*** DATA SHOWN ***

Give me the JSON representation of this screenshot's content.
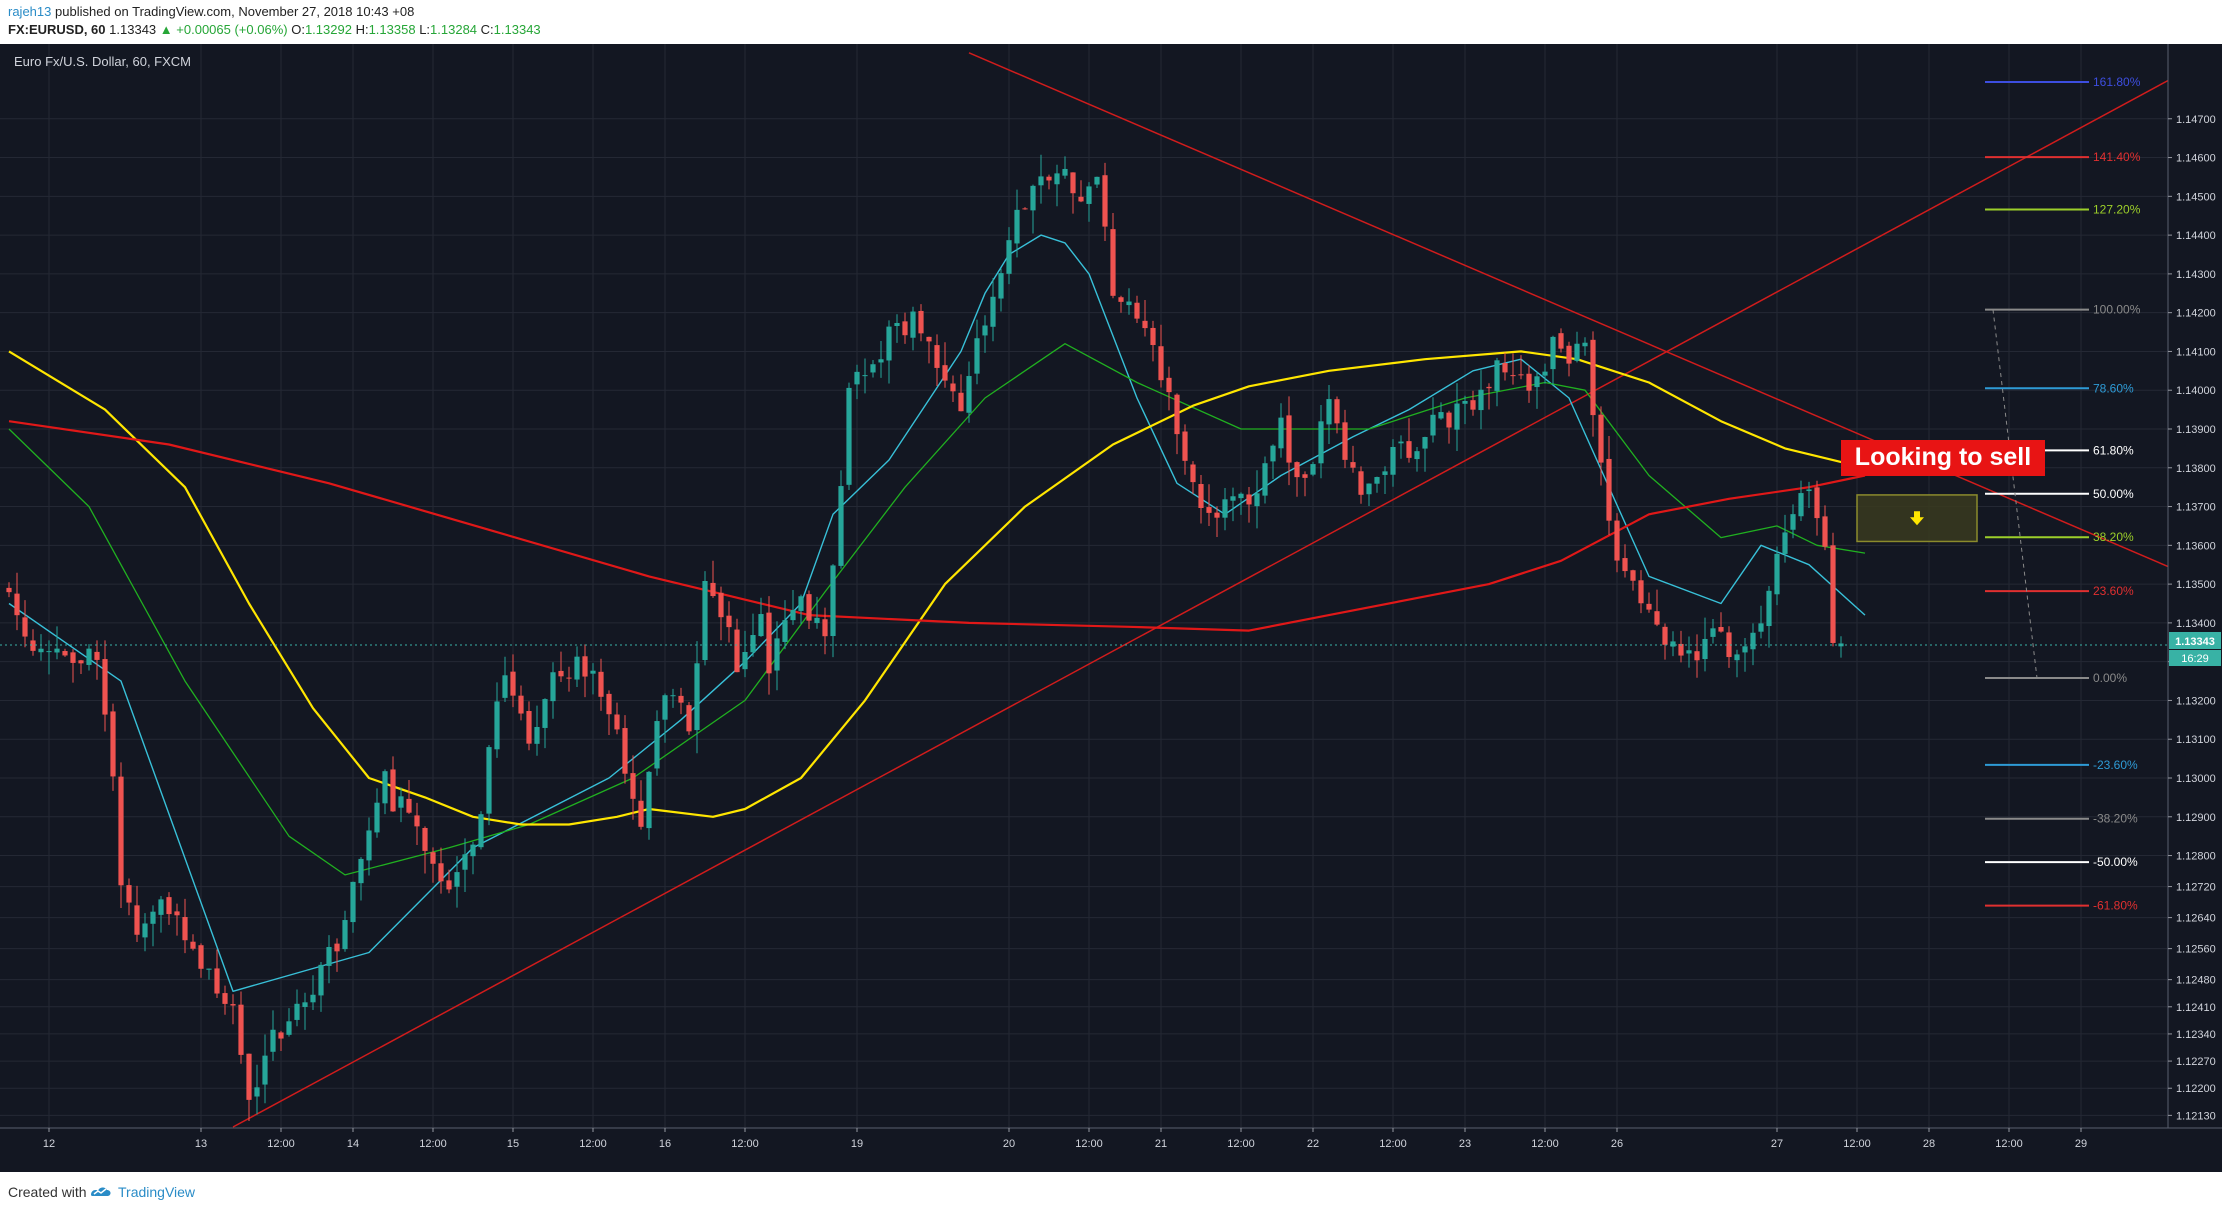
{
  "header": {
    "user": "rajeh13",
    "published": "published on TradingView.com, November 27, 2018 10:43 +08",
    "symbol": "FX:EURUSD, 60",
    "last": "1.13343",
    "change": "+0.00065 (+0.06%)",
    "o_label": "O:",
    "o_value": "1.13292",
    "h_label": "H:",
    "h_value": "1.13358",
    "l_label": "L:",
    "l_value": "1.13284",
    "c_label": "C:",
    "c_value": "1.13343"
  },
  "chart_title": "Euro Fx/U.S. Dollar, 60, FXCM",
  "annotation": {
    "text": "Looking to sell",
    "arrow": "arrow-down-icon"
  },
  "footer": {
    "created_with": "Created with",
    "brand": "TradingView"
  },
  "colors": {
    "background": "#131722",
    "up": "#26a69a",
    "down": "#ef5350",
    "ma_short": "#38c0d8",
    "ma_mid": "#20b020",
    "ma_long": "#ffe600",
    "ma_200": "#e01818",
    "trendline": "#d01c1c",
    "price_line": "#38b2a5"
  },
  "chart_data": {
    "type": "candlestick",
    "title": "Euro Fx/U.S. Dollar, 60, FXCM",
    "ylim": [
      1.121,
      1.148
    ],
    "last_price": "1.13343",
    "countdown": "16:29",
    "price_ticks": [
      "1.14700",
      "1.14600",
      "1.14500",
      "1.14400",
      "1.14300",
      "1.14200",
      "1.14100",
      "1.14000",
      "1.13900",
      "1.13800",
      "1.13700",
      "1.13600",
      "1.13500",
      "1.13400",
      "1.13300",
      "1.13200",
      "1.13100",
      "1.13000",
      "1.12900",
      "1.12800",
      "1.12720",
      "1.12640",
      "1.12560",
      "1.12480",
      "1.12410",
      "1.12340",
      "1.12270",
      "1.12200",
      "1.12130"
    ],
    "price_tick_values": [
      1.147,
      1.146,
      1.145,
      1.144,
      1.143,
      1.142,
      1.141,
      1.14,
      1.139,
      1.138,
      1.137,
      1.136,
      1.135,
      1.134,
      1.133,
      1.132,
      1.131,
      1.13,
      1.129,
      1.128,
      1.1272,
      1.1264,
      1.1256,
      1.1248,
      1.1241,
      1.1234,
      1.1227,
      1.122,
      1.1213
    ],
    "time_ticks": [
      "12",
      "13",
      "12:00",
      "14",
      "12:00",
      "15",
      "12:00",
      "16",
      "12:00",
      "19",
      "20",
      "12:00",
      "21",
      "12:00",
      "22",
      "12:00",
      "23",
      "12:00",
      "26",
      "27",
      "12:00",
      "28",
      "12:00",
      "29"
    ],
    "time_tick_index": [
      5,
      24,
      34,
      43,
      53,
      63,
      73,
      82,
      92,
      106,
      125,
      135,
      144,
      154,
      163,
      173,
      182,
      192,
      201,
      221,
      231,
      240,
      250,
      259
    ],
    "bar_count": 230,
    "candle_anchors": {
      "index": [
        0,
        3,
        6,
        9,
        12,
        14,
        15,
        17,
        20,
        23,
        26,
        29,
        31,
        33,
        38,
        42,
        45,
        48,
        52,
        56,
        60,
        63,
        66,
        70,
        74,
        78,
        80,
        83,
        86,
        88,
        92,
        95,
        96,
        100,
        103,
        106,
        110,
        114,
        118,
        120,
        124,
        128,
        130,
        133,
        135,
        137,
        139,
        142,
        146,
        150,
        153,
        156,
        160,
        163,
        166,
        170,
        174,
        177,
        180,
        184,
        188,
        192,
        194,
        196,
        198,
        202,
        204,
        206,
        208,
        210,
        214,
        218,
        222,
        225,
        228,
        229
      ],
      "price": [
        1.135,
        1.1335,
        1.1335,
        1.133,
        1.1333,
        1.13,
        1.1275,
        1.126,
        1.1265,
        1.1262,
        1.125,
        1.1238,
        1.122,
        1.1228,
        1.1245,
        1.1255,
        1.1278,
        1.1298,
        1.1285,
        1.1268,
        1.1292,
        1.133,
        1.1305,
        1.133,
        1.1325,
        1.1305,
        1.129,
        1.1325,
        1.1315,
        1.135,
        1.133,
        1.134,
        1.133,
        1.1348,
        1.1335,
        1.1398,
        1.141,
        1.142,
        1.1405,
        1.1398,
        1.1425,
        1.145,
        1.1458,
        1.1455,
        1.1448,
        1.1455,
        1.1425,
        1.142,
        1.1398,
        1.137,
        1.1368,
        1.137,
        1.139,
        1.1375,
        1.1395,
        1.1375,
        1.1382,
        1.1388,
        1.1392,
        1.1395,
        1.1408,
        1.1402,
        1.1412,
        1.1408,
        1.141,
        1.1355,
        1.135,
        1.1345,
        1.1338,
        1.133,
        1.1335,
        1.1332,
        1.1355,
        1.1375,
        1.1362,
        1.1334
      ]
    },
    "moving_averages": [
      {
        "key": "ma_short",
        "index": [
          0,
          14,
          28,
          45,
          58,
          75,
          84,
          92,
          99,
          103,
          110,
          119,
          122,
          125,
          129,
          132,
          135,
          141,
          146,
          152,
          159,
          168,
          175,
          183,
          189,
          195,
          205,
          214,
          219,
          225,
          232
        ],
        "value": [
          1.1345,
          1.1325,
          1.1245,
          1.1255,
          1.1282,
          1.13,
          1.1315,
          1.133,
          1.1345,
          1.1368,
          1.1382,
          1.141,
          1.1425,
          1.1435,
          1.144,
          1.1438,
          1.143,
          1.1398,
          1.1376,
          1.1368,
          1.1378,
          1.1388,
          1.1395,
          1.1405,
          1.1408,
          1.1398,
          1.1352,
          1.1345,
          1.136,
          1.1355,
          1.1342
        ]
      },
      {
        "key": "ma_mid",
        "index": [
          0,
          10,
          22,
          35,
          42,
          55,
          65,
          78,
          92,
          102,
          112,
          122,
          132,
          141,
          154,
          170,
          182,
          192,
          197,
          205,
          214,
          221,
          226,
          232
        ],
        "value": [
          1.139,
          1.137,
          1.1325,
          1.1285,
          1.1275,
          1.1282,
          1.1288,
          1.13,
          1.132,
          1.1348,
          1.1375,
          1.1398,
          1.1412,
          1.1402,
          1.139,
          1.139,
          1.1398,
          1.1402,
          1.14,
          1.1378,
          1.1362,
          1.1365,
          1.136,
          1.1358
        ]
      },
      {
        "key": "ma_long",
        "index": [
          0,
          12,
          22,
          30,
          38,
          45,
          52,
          58,
          64,
          70,
          76,
          80,
          88,
          92,
          99,
          107,
          117,
          127,
          138,
          148,
          155,
          165,
          177,
          189,
          196,
          205,
          214,
          222,
          232
        ],
        "value": [
          1.141,
          1.1395,
          1.1375,
          1.1345,
          1.1318,
          1.13,
          1.1295,
          1.129,
          1.1288,
          1.1288,
          1.129,
          1.1292,
          1.129,
          1.1292,
          1.13,
          1.132,
          1.135,
          1.137,
          1.1386,
          1.1396,
          1.1401,
          1.1405,
          1.1408,
          1.141,
          1.1408,
          1.1402,
          1.1392,
          1.1385,
          1.138
        ]
      },
      {
        "key": "ma_200",
        "index": [
          0,
          20,
          40,
          60,
          80,
          100,
          120,
          140,
          155,
          165,
          175,
          185,
          194,
          205,
          215,
          225,
          232
        ],
        "value": [
          1.1392,
          1.1386,
          1.1376,
          1.1364,
          1.1352,
          1.1342,
          1.134,
          1.1339,
          1.1338,
          1.1342,
          1.1346,
          1.135,
          1.1356,
          1.1368,
          1.1372,
          1.1375,
          1.1378
        ]
      }
    ],
    "trendlines": [
      {
        "name": "descending-resistance",
        "p1": [
          120,
          1.1487
        ],
        "p2": [
          275,
          1.135
        ]
      },
      {
        "name": "ascending-support",
        "p1": [
          28,
          1.121
        ],
        "p2": [
          270,
          1.148
        ]
      }
    ],
    "fibonacci": {
      "levels": [
        {
          "label": "161.80%",
          "price": 1.14795,
          "color": "#3d4ee0"
        },
        {
          "label": "141.40%",
          "price": 1.14601,
          "color": "#e03030"
        },
        {
          "label": "127.20%",
          "price": 1.14466,
          "color": "#9ccf2a"
        },
        {
          "label": "100.00%",
          "price": 1.14208,
          "color": "#8a8a8a"
        },
        {
          "label": "78.60%",
          "price": 1.14005,
          "color": "#2e9bd6"
        },
        {
          "label": "61.80%",
          "price": 1.13845,
          "color": "#ffffff"
        },
        {
          "label": "50.00%",
          "price": 1.13733,
          "color": "#ffffff"
        },
        {
          "label": "38.20%",
          "price": 1.13621,
          "color": "#9ccf2a"
        },
        {
          "label": "23.60%",
          "price": 1.13482,
          "color": "#e03030"
        },
        {
          "label": "0.00%",
          "price": 1.13258,
          "color": "#8a8a8a"
        },
        {
          "label": "-23.60%",
          "price": 1.13034,
          "color": "#2e9bd6"
        },
        {
          "label": "-38.20%",
          "price": 1.12895,
          "color": "#8a8a8a"
        },
        {
          "label": "-50.00%",
          "price": 1.12783,
          "color": "#ffffff"
        },
        {
          "label": "-61.80%",
          "price": 1.12671,
          "color": "#e03030"
        }
      ],
      "x_index": [
        247,
        260
      ]
    },
    "sell_zone": {
      "x_index": [
        231,
        246
      ],
      "price": [
        1.1361,
        1.1373
      ]
    }
  }
}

***

● TASK:
For the data above, state only how many lines include the word "TradingView".

● TASK SOLUTION:
2